• **WHAT IS BEING ASKED**: Each entry below is to be written out exactly, and the pictures are to be left out.

• **TASK INPUTS**:
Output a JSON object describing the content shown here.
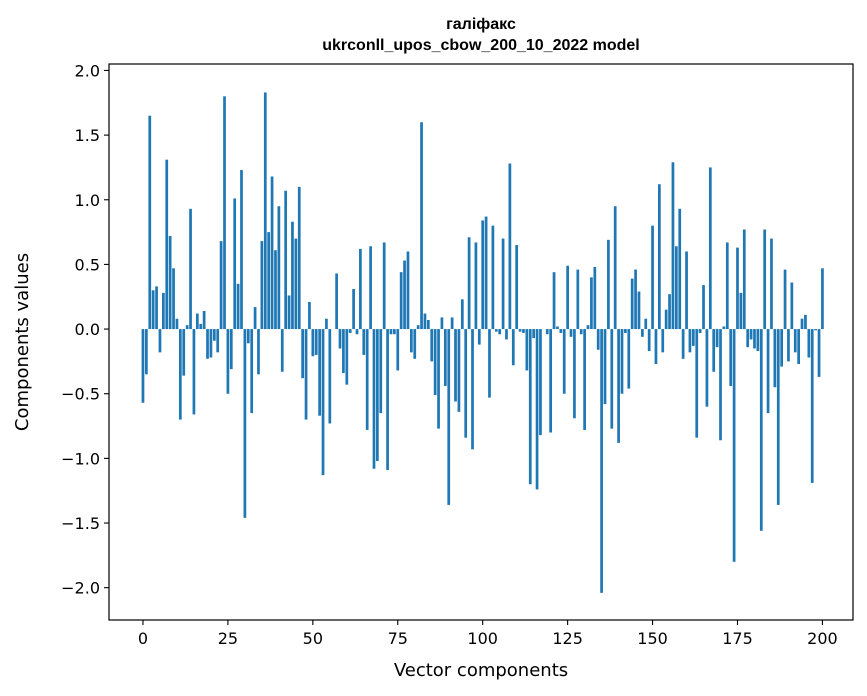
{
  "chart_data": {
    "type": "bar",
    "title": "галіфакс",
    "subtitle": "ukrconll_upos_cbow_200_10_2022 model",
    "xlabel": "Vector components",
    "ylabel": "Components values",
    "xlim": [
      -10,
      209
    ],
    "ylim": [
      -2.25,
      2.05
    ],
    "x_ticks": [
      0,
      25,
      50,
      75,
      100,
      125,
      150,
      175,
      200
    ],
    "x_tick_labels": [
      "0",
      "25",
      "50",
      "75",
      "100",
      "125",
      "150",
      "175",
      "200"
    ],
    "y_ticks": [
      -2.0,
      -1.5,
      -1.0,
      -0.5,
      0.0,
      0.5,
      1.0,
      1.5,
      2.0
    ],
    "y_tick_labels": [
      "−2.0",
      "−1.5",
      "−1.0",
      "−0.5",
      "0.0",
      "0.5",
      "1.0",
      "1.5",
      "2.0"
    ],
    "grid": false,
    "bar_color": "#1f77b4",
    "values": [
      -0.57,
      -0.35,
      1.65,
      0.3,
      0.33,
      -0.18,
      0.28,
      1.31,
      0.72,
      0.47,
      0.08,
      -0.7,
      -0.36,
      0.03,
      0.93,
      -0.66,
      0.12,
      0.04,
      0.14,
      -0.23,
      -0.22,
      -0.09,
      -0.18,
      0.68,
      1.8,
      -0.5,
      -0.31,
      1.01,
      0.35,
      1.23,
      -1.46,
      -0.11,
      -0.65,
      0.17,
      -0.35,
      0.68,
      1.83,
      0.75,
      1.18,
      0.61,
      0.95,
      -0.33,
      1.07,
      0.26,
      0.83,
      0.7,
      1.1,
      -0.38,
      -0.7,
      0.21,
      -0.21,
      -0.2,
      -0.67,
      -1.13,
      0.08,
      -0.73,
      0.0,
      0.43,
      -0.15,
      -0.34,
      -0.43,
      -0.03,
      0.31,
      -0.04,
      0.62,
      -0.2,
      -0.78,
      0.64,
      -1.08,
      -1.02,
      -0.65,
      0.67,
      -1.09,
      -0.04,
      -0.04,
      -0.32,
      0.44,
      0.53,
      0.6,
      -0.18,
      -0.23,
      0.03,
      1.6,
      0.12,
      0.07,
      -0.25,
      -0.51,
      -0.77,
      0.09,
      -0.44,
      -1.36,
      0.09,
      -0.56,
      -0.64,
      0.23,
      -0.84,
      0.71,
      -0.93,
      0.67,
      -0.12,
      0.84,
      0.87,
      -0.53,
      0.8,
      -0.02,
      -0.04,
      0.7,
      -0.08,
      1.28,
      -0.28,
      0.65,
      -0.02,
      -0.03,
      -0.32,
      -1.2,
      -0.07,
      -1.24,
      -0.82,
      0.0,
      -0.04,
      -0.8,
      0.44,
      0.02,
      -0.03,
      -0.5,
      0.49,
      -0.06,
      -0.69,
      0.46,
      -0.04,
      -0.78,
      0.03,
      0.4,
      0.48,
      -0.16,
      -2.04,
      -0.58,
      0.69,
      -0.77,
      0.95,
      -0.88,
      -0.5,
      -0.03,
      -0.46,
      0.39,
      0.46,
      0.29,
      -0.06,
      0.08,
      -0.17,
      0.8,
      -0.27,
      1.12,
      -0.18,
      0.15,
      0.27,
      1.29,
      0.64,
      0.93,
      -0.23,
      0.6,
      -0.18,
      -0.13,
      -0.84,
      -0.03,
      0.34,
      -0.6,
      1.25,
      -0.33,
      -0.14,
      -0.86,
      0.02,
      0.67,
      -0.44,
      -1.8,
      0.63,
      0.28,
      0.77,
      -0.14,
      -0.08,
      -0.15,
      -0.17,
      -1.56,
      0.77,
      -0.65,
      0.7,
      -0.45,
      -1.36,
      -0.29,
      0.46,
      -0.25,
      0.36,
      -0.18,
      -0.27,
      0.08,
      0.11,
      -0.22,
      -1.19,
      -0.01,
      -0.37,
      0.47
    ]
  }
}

• **FULL ANSWER**:
Output a JSON object describing the content shown here.
{
  "chart_data": {
    "type": "bar",
    "title": "галіфакс",
    "subtitle": "ukrconll_upos_cbow_200_10_2022 model",
    "xlabel": "Vector components",
    "ylabel": "Components values",
    "xlim": [
      -10,
      209
    ],
    "ylim": [
      -2.25,
      2.05
    ],
    "x_ticks": [
      0,
      25,
      50,
      75,
      100,
      125,
      150,
      175,
      200
    ],
    "x_tick_labels": [
      "0",
      "25",
      "50",
      "75",
      "100",
      "125",
      "150",
      "175",
      "200"
    ],
    "y_ticks": [
      -2.0,
      -1.5,
      -1.0,
      -0.5,
      0.0,
      0.5,
      1.0,
      1.5,
      2.0
    ],
    "y_tick_labels": [
      "−2.0",
      "−1.5",
      "−1.0",
      "−0.5",
      "0.0",
      "0.5",
      "1.0",
      "1.5",
      "2.0"
    ],
    "grid": false,
    "bar_color": "#1f77b4",
    "values": [
      -0.57,
      -0.35,
      1.65,
      0.3,
      0.33,
      -0.18,
      0.28,
      1.31,
      0.72,
      0.47,
      0.08,
      -0.7,
      -0.36,
      0.03,
      0.93,
      -0.66,
      0.12,
      0.04,
      0.14,
      -0.23,
      -0.22,
      -0.09,
      -0.18,
      0.68,
      1.8,
      -0.5,
      -0.31,
      1.01,
      0.35,
      1.23,
      -1.46,
      -0.11,
      -0.65,
      0.17,
      -0.35,
      0.68,
      1.83,
      0.75,
      1.18,
      0.61,
      0.95,
      -0.33,
      1.07,
      0.26,
      0.83,
      0.7,
      1.1,
      -0.38,
      -0.7,
      0.21,
      -0.21,
      -0.2,
      -0.67,
      -1.13,
      0.08,
      -0.73,
      0.0,
      0.43,
      -0.15,
      -0.34,
      -0.43,
      -0.03,
      0.31,
      -0.04,
      0.62,
      -0.2,
      -0.78,
      0.64,
      -1.08,
      -1.02,
      -0.65,
      0.67,
      -1.09,
      -0.04,
      -0.04,
      -0.32,
      0.44,
      0.53,
      0.6,
      -0.18,
      -0.23,
      0.03,
      1.6,
      0.12,
      0.07,
      -0.25,
      -0.51,
      -0.77,
      0.09,
      -0.44,
      -1.36,
      0.09,
      -0.56,
      -0.64,
      0.23,
      -0.84,
      0.71,
      -0.93,
      0.67,
      -0.12,
      0.84,
      0.87,
      -0.53,
      0.8,
      -0.02,
      -0.04,
      0.7,
      -0.08,
      1.28,
      -0.28,
      0.65,
      -0.02,
      -0.03,
      -0.32,
      -1.2,
      -0.07,
      -1.24,
      -0.82,
      0.0,
      -0.04,
      -0.8,
      0.44,
      0.02,
      -0.03,
      -0.5,
      0.49,
      -0.06,
      -0.69,
      0.46,
      -0.04,
      -0.78,
      0.03,
      0.4,
      0.48,
      -0.16,
      -2.04,
      -0.58,
      0.69,
      -0.77,
      0.95,
      -0.88,
      -0.5,
      -0.03,
      -0.46,
      0.39,
      0.46,
      0.29,
      -0.06,
      0.08,
      -0.17,
      0.8,
      -0.27,
      1.12,
      -0.18,
      0.15,
      0.27,
      1.29,
      0.64,
      0.93,
      -0.23,
      0.6,
      -0.18,
      -0.13,
      -0.84,
      -0.03,
      0.34,
      -0.6,
      1.25,
      -0.33,
      -0.14,
      -0.86,
      0.02,
      0.67,
      -0.44,
      -1.8,
      0.63,
      0.28,
      0.77,
      -0.14,
      -0.08,
      -0.15,
      -0.17,
      -1.56,
      0.77,
      -0.65,
      0.7,
      -0.45,
      -1.36,
      -0.29,
      0.46,
      -0.25,
      0.36,
      -0.18,
      -0.27,
      0.08,
      0.11,
      -0.22,
      -1.19,
      -0.01,
      -0.37,
      0.47
    ]
  }
}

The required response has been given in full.